● Required work
Write each line out again exactly as written.

● Data extract
----
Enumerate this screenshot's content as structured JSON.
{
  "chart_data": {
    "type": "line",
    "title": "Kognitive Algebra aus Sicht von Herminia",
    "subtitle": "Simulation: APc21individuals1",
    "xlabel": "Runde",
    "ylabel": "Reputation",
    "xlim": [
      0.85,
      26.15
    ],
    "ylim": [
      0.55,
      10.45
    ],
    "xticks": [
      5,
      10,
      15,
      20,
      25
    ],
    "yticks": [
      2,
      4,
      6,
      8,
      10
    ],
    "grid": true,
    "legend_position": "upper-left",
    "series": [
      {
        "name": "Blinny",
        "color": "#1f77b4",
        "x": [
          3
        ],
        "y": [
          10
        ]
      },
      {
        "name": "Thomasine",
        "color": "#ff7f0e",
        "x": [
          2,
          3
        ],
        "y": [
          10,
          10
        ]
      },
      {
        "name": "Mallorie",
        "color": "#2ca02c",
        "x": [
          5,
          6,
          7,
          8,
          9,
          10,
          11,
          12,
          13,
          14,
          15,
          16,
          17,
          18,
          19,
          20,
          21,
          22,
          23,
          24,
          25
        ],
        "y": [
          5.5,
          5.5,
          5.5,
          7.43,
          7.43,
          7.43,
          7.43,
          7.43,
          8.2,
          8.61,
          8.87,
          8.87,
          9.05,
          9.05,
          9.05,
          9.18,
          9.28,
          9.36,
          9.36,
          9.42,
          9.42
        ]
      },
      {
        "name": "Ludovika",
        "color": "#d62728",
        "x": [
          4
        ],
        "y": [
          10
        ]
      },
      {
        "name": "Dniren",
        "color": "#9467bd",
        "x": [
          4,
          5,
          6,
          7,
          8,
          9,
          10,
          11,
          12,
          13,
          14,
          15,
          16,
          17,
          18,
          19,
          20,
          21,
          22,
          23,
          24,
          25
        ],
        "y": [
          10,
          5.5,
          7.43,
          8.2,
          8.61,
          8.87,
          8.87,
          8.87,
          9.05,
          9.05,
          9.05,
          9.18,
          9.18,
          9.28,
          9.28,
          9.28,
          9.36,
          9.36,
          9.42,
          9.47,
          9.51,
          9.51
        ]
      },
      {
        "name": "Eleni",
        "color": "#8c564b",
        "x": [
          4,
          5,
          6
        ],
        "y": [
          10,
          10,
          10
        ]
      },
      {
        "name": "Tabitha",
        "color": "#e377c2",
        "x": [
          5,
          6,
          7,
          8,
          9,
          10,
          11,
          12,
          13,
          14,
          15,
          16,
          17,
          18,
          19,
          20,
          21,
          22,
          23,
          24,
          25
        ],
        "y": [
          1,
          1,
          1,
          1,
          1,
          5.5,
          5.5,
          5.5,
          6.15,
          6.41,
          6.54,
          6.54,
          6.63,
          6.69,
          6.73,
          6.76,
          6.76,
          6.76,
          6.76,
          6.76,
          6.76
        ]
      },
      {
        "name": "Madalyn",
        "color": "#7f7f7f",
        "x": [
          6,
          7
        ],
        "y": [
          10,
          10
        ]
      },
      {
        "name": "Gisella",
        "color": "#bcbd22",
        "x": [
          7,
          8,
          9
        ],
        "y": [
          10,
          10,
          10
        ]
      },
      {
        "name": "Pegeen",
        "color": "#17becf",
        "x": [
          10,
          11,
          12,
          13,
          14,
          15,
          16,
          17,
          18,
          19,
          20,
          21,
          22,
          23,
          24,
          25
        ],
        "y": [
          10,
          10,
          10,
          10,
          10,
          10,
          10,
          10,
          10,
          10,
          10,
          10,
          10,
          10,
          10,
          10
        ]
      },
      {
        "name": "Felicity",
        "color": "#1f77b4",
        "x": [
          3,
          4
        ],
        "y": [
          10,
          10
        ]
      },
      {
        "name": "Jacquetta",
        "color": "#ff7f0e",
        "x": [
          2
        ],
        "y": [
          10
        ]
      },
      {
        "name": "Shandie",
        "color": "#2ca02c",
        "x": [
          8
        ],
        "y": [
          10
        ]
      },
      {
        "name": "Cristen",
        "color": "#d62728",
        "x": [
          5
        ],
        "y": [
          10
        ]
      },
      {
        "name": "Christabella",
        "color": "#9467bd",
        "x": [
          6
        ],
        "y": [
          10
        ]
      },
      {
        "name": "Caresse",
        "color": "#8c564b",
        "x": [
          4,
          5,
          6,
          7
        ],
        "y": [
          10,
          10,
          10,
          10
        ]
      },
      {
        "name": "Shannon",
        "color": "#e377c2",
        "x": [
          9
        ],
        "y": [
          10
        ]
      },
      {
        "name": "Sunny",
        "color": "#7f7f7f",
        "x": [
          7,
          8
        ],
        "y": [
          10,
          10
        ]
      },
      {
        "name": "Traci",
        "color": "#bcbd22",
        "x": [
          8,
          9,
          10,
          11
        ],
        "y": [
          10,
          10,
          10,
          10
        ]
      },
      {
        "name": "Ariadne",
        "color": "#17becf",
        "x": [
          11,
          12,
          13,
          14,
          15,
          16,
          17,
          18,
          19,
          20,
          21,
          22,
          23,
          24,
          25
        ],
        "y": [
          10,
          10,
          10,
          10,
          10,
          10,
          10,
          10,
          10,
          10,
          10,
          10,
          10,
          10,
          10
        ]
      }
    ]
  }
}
----
● In response
Enumerate this screenshot's content as structured JSON.
{
  "chart_data": {
    "type": "line",
    "title": "Kognitive Algebra aus Sicht von Herminia",
    "subtitle": "Simulation: APc21individuals1",
    "xlabel": "Runde",
    "ylabel": "Reputation",
    "xlim": [
      0.85,
      26.15
    ],
    "ylim": [
      0.55,
      10.45
    ],
    "xticks": [
      5,
      10,
      15,
      20,
      25
    ],
    "yticks": [
      2,
      4,
      6,
      8,
      10
    ],
    "grid": true,
    "legend_position": "upper-left",
    "series": [
      {
        "name": "Blinny",
        "color": "#1f77b4",
        "x": [
          3
        ],
        "y": [
          10
        ]
      },
      {
        "name": "Thomasine",
        "color": "#ff7f0e",
        "x": [
          2,
          3
        ],
        "y": [
          10,
          10
        ]
      },
      {
        "name": "Mallorie",
        "color": "#2ca02c",
        "x": [
          5,
          6,
          7,
          8,
          9,
          10,
          11,
          12,
          13,
          14,
          15,
          16,
          17,
          18,
          19,
          20,
          21,
          22,
          23,
          24,
          25
        ],
        "y": [
          5.5,
          5.5,
          5.5,
          7.43,
          7.43,
          7.43,
          7.43,
          7.43,
          8.2,
          8.61,
          8.87,
          8.87,
          9.05,
          9.05,
          9.05,
          9.18,
          9.28,
          9.36,
          9.36,
          9.42,
          9.42
        ]
      },
      {
        "name": "Ludovika",
        "color": "#d62728",
        "x": [
          4
        ],
        "y": [
          10
        ]
      },
      {
        "name": "Dniren",
        "color": "#9467bd",
        "x": [
          4,
          5,
          6,
          7,
          8,
          9,
          10,
          11,
          12,
          13,
          14,
          15,
          16,
          17,
          18,
          19,
          20,
          21,
          22,
          23,
          24,
          25
        ],
        "y": [
          10,
          5.5,
          7.43,
          8.2,
          8.61,
          8.87,
          8.87,
          8.87,
          9.05,
          9.05,
          9.05,
          9.18,
          9.18,
          9.28,
          9.28,
          9.28,
          9.36,
          9.36,
          9.42,
          9.47,
          9.51,
          9.51
        ]
      },
      {
        "name": "Eleni",
        "color": "#8c564b",
        "x": [
          4,
          5,
          6
        ],
        "y": [
          10,
          10,
          10
        ]
      },
      {
        "name": "Tabitha",
        "color": "#e377c2",
        "x": [
          5,
          6,
          7,
          8,
          9,
          10,
          11,
          12,
          13,
          14,
          15,
          16,
          17,
          18,
          19,
          20,
          21,
          22,
          23,
          24,
          25
        ],
        "y": [
          1,
          1,
          1,
          1,
          1,
          5.5,
          5.5,
          5.5,
          6.15,
          6.41,
          6.54,
          6.54,
          6.63,
          6.69,
          6.73,
          6.76,
          6.76,
          6.76,
          6.76,
          6.76,
          6.76
        ]
      },
      {
        "name": "Madalyn",
        "color": "#7f7f7f",
        "x": [
          6,
          7
        ],
        "y": [
          10,
          10
        ]
      },
      {
        "name": "Gisella",
        "color": "#bcbd22",
        "x": [
          7,
          8,
          9
        ],
        "y": [
          10,
          10,
          10
        ]
      },
      {
        "name": "Pegeen",
        "color": "#17becf",
        "x": [
          10,
          11,
          12,
          13,
          14,
          15,
          16,
          17,
          18,
          19,
          20,
          21,
          22,
          23,
          24,
          25
        ],
        "y": [
          10,
          10,
          10,
          10,
          10,
          10,
          10,
          10,
          10,
          10,
          10,
          10,
          10,
          10,
          10,
          10
        ]
      },
      {
        "name": "Felicity",
        "color": "#1f77b4",
        "x": [
          3,
          4
        ],
        "y": [
          10,
          10
        ]
      },
      {
        "name": "Jacquetta",
        "color": "#ff7f0e",
        "x": [
          2
        ],
        "y": [
          10
        ]
      },
      {
        "name": "Shandie",
        "color": "#2ca02c",
        "x": [
          8
        ],
        "y": [
          10
        ]
      },
      {
        "name": "Cristen",
        "color": "#d62728",
        "x": [
          5
        ],
        "y": [
          10
        ]
      },
      {
        "name": "Christabella",
        "color": "#9467bd",
        "x": [
          6
        ],
        "y": [
          10
        ]
      },
      {
        "name": "Caresse",
        "color": "#8c564b",
        "x": [
          4,
          5,
          6,
          7
        ],
        "y": [
          10,
          10,
          10,
          10
        ]
      },
      {
        "name": "Shannon",
        "color": "#e377c2",
        "x": [
          9
        ],
        "y": [
          10
        ]
      },
      {
        "name": "Sunny",
        "color": "#7f7f7f",
        "x": [
          7,
          8
        ],
        "y": [
          10,
          10
        ]
      },
      {
        "name": "Traci",
        "color": "#bcbd22",
        "x": [
          8,
          9,
          10,
          11
        ],
        "y": [
          10,
          10,
          10,
          10
        ]
      },
      {
        "name": "Ariadne",
        "color": "#17becf",
        "x": [
          11,
          12,
          13,
          14,
          15,
          16,
          17,
          18,
          19,
          20,
          21,
          22,
          23,
          24,
          25
        ],
        "y": [
          10,
          10,
          10,
          10,
          10,
          10,
          10,
          10,
          10,
          10,
          10,
          10,
          10,
          10,
          10
        ]
      }
    ]
  }
}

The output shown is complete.